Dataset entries
══════════════════════════════

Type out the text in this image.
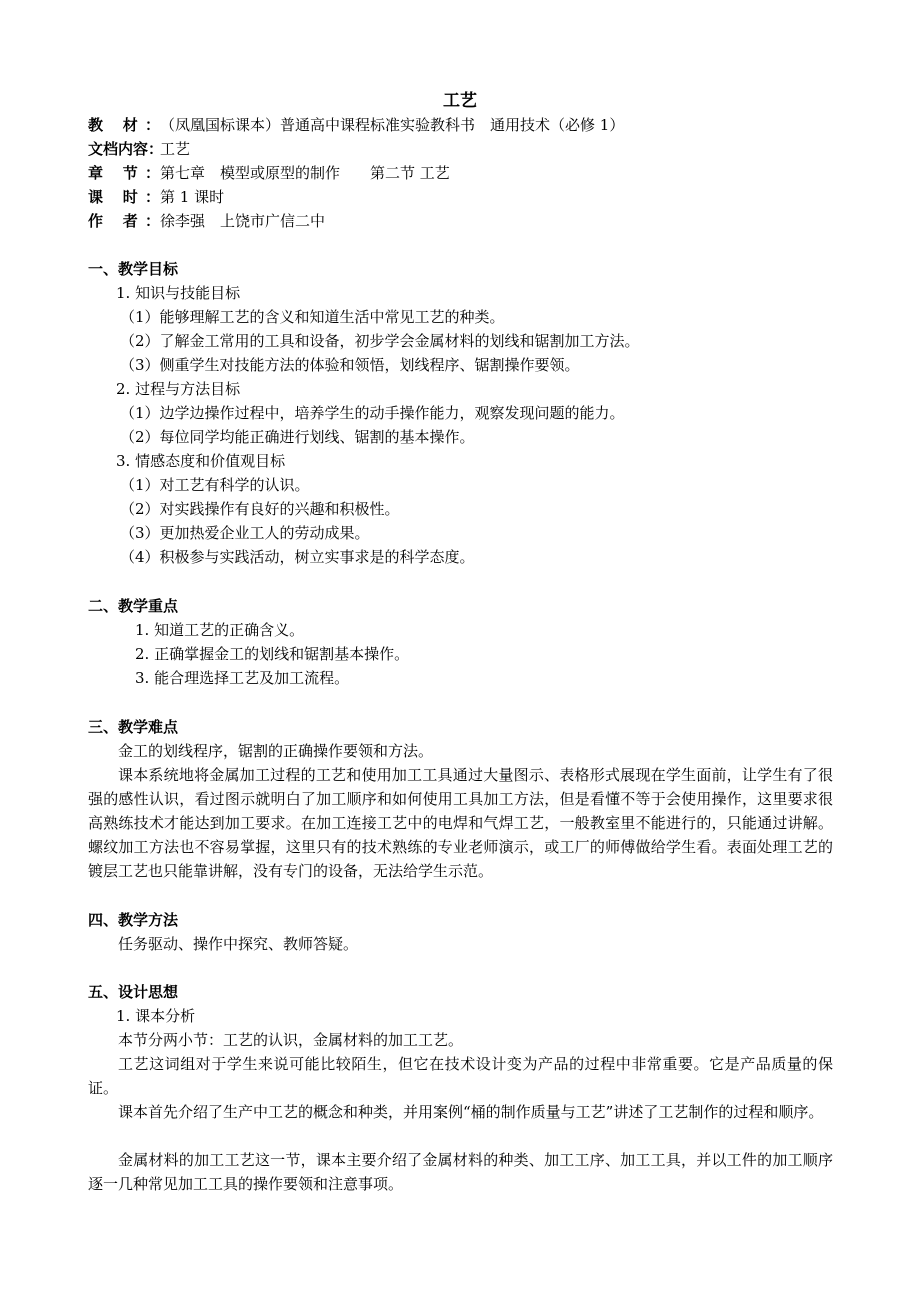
工艺
教 材：（凤凰国标课本）普通高中课程标准实验教科书　通用技术（必修 1）
文档内容：工艺
章 节：第七章　模型或原型的制作　　第二节 工艺
课 时：第 1 课时
作 者：徐李强　上饶市广信二中
一、教学目标
1. 知识与技能目标
（1）能够理解工艺的含义和知道生活中常见工艺的种类。
（2）了解金工常用的工具和设备，初步学会金属材料的划线和锯割加工方法。
（3）侧重学生对技能方法的体验和领悟，划线程序、锯割操作要领。
2. 过程与方法目标
（1）边学边操作过程中，培养学生的动手操作能力，观察发现问题的能力。
（2）每位同学均能正确进行划线、锯割的基本操作。
3. 情感态度和价值观目标
（1）对工艺有科学的认识。
（2）对实践操作有良好的兴趣和积极性。
（3）更加热爱企业工人的劳动成果。
（4）积极参与实践活动，树立实事求是的科学态度。
二、教学重点
1. 知道工艺的正确含义。
2. 正确掌握金工的划线和锯割基本操作。
3. 能合理选择工艺及加工流程。
三、教学难点
金工的划线程序，锯割的正确操作要领和方法。
课本系统地将金属加工过程的工艺和使用加工工具通过大量图示、表格形式展现在学生面前，让学生有了很强的感性认识，看过图示就明白了加工顺序和如何使用工具加工方法，但是看懂不等于会使用操作，这里要求很高熟练技术才能达到加工要求。在加工连接工艺中的电焊和气焊工艺，一般教室里不能进行的，只能通过讲解。螺纹加工方法也不容易掌握，这里只有的技术熟练的专业老师演示，或工厂的师傅做给学生看。表面处理工艺的镀层工艺也只能靠讲解，没有专门的设备，无法给学生示范。
四、教学方法
任务驱动、操作中探究、教师答疑。
五、设计思想
1. 课本分析
本节分两小节：工艺的认识，金属材料的加工工艺。
工艺这词组对于学生来说可能比较陌生，但它在技术设计变为产品的过程中非常重要。它是产品质量的保证。
课本首先介绍了生产中工艺的概念和种类，并用案例“桶的制作质量与工艺”讲述了工艺制作的过程和顺序。
金属材料的加工工艺这一节，课本主要介绍了金属材料的种类、加工工序、加工工具，并以工件的加工顺序逐一几种常见加工工具的操作要领和注意事项。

══════════════════════════════

Reproduce every line of the material precisely, omitting its pictures.

Response
Type out the text in this image.
工艺
教 材：（凤凰国标课本）普通高中课程标准实验教科书　通用技术（必修 1）
文档内容：工艺
章 节：第七章　模型或原型的制作　　第二节 工艺
课 时：第 1 课时
作 者：徐李强　上饶市广信二中
一、教学目标
1. 知识与技能目标
（1）能够理解工艺的含义和知道生活中常见工艺的种类。
（2）了解金工常用的工具和设备，初步学会金属材料的划线和锯割加工方法。
（3）侧重学生对技能方法的体验和领悟，划线程序、锯割操作要领。
2. 过程与方法目标
（1）边学边操作过程中，培养学生的动手操作能力，观察发现问题的能力。
（2）每位同学均能正确进行划线、锯割的基本操作。
3. 情感态度和价值观目标
（1）对工艺有科学的认识。
（2）对实践操作有良好的兴趣和积极性。
（3）更加热爱企业工人的劳动成果。
（4）积极参与实践活动，树立实事求是的科学态度。
二、教学重点
1. 知道工艺的正确含义。
2. 正确掌握金工的划线和锯割基本操作。
3. 能合理选择工艺及加工流程。
三、教学难点
金工的划线程序，锯割的正确操作要领和方法。
课本系统地将金属加工过程的工艺和使用加工工具通过大量图示、表格形式展现在学生面前，让学生有了很强的感性认识，看过图示就明白了加工顺序和如何使用工具加工方法，但是看懂不等于会使用操作，这里要求很高熟练技术才能达到加工要求。在加工连接工艺中的电焊和气焊工艺，一般教室里不能进行的，只能通过讲解。螺纹加工方法也不容易掌握，这里只有的技术熟练的专业老师演示，或工厂的师傅做给学生看。表面处理工艺的镀层工艺也只能靠讲解，没有专门的设备，无法给学生示范。
四、教学方法
任务驱动、操作中探究、教师答疑。
五、设计思想
1. 课本分析
本节分两小节：工艺的认识，金属材料的加工工艺。
工艺这词组对于学生来说可能比较陌生，但它在技术设计变为产品的过程中非常重要。它是产品质量的保证。
课本首先介绍了生产中工艺的概念和种类，并用案例“桶的制作质量与工艺”讲述了工艺制作的过程和顺序。
金属材料的加工工艺这一节，课本主要介绍了金属材料的种类、加工工序、加工工具，并以工件的加工顺序逐一几种常见加工工具的操作要领和注意事项。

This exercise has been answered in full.